**AIM OF THE EXERCISE:**
From the entries below, copy every line holding the word "จการศ".

**ENTRIES:**
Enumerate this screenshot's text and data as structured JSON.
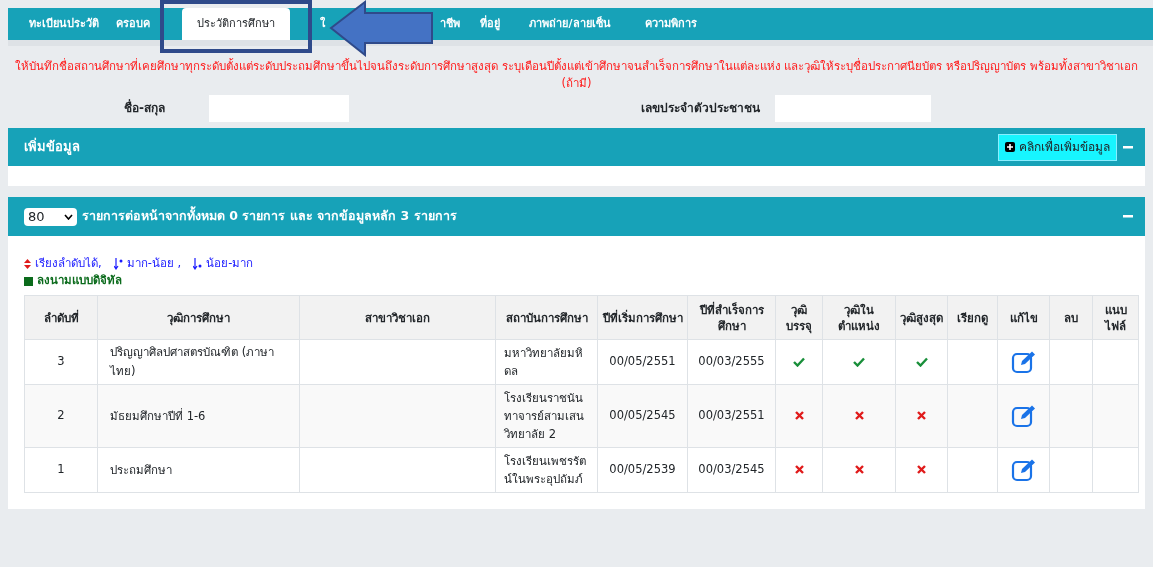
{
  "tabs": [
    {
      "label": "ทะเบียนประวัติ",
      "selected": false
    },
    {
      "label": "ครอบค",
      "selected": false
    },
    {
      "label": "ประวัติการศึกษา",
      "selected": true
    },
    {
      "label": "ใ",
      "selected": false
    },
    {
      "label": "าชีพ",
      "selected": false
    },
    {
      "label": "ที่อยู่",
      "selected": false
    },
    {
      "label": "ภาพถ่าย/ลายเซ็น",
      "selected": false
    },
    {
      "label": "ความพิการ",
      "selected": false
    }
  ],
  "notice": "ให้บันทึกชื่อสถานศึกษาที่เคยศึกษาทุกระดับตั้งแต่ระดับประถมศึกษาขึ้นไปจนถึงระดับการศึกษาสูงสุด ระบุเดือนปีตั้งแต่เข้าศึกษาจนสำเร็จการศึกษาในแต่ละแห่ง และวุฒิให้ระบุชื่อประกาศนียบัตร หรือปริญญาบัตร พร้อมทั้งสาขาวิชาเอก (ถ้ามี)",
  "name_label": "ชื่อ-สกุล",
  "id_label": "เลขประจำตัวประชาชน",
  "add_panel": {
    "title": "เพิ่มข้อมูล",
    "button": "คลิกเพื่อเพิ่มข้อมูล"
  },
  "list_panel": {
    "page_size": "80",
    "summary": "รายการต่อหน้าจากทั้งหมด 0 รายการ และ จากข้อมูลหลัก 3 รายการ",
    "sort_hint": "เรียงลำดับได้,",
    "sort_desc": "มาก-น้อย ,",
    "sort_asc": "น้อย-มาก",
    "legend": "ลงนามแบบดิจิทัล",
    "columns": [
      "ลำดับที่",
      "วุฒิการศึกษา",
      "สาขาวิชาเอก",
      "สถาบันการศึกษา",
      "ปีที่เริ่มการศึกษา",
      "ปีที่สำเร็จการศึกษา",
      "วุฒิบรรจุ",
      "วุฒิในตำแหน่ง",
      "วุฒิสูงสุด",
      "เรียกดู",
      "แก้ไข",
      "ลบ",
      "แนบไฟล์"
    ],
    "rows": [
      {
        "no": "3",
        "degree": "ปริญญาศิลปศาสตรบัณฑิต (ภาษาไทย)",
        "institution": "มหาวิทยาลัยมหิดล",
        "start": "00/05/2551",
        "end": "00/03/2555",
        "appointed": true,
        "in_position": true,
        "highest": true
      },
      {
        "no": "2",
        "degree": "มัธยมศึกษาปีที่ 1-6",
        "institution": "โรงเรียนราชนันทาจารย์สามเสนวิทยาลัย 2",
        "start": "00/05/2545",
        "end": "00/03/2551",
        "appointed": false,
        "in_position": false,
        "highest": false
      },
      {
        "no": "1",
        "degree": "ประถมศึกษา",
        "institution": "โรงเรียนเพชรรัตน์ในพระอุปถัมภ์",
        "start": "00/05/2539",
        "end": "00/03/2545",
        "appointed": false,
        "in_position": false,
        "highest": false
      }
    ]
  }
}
--
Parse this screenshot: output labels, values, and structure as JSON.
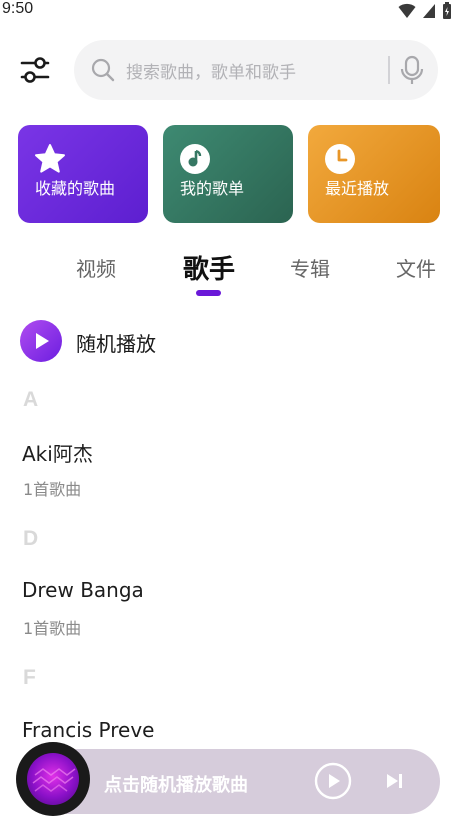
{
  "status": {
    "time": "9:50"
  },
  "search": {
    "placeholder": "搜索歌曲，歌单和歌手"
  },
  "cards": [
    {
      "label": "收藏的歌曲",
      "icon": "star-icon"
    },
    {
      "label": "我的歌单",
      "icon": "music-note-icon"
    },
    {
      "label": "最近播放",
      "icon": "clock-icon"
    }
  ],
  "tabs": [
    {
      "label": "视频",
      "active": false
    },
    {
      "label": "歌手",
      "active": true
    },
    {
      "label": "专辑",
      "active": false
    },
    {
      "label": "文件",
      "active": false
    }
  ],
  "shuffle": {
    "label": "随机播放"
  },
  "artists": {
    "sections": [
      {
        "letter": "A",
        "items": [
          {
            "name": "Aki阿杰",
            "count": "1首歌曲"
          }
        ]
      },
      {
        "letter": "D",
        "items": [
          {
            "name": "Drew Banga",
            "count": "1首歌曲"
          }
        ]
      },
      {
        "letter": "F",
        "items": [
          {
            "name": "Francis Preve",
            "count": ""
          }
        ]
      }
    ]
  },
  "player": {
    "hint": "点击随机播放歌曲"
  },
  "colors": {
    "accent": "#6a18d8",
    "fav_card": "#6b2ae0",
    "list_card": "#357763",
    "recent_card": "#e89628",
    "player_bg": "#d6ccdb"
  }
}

**RESULT OF THE TASK:**
  "notice": "ให้บันทึกชื่อสถานศึกษาที่เคยศึกษาทุกระดับตั้งแต่ระดับประถมศึกษาขึ้นไปจนถึงระดับการศึกษาสูงสุด ระบุเดือนปีตั้งแต่เข้าศึกษาจนสำเร็จการศึกษาในแต่ละแห่ง และวุฒิให้ระบุชื่อประกาศนียบัตร หรือปริญญาบัตร พร้อมทั้งสาขาวิชาเอก (ถ้ามี)",
      "ปีที่สำเร็จการศึกษา",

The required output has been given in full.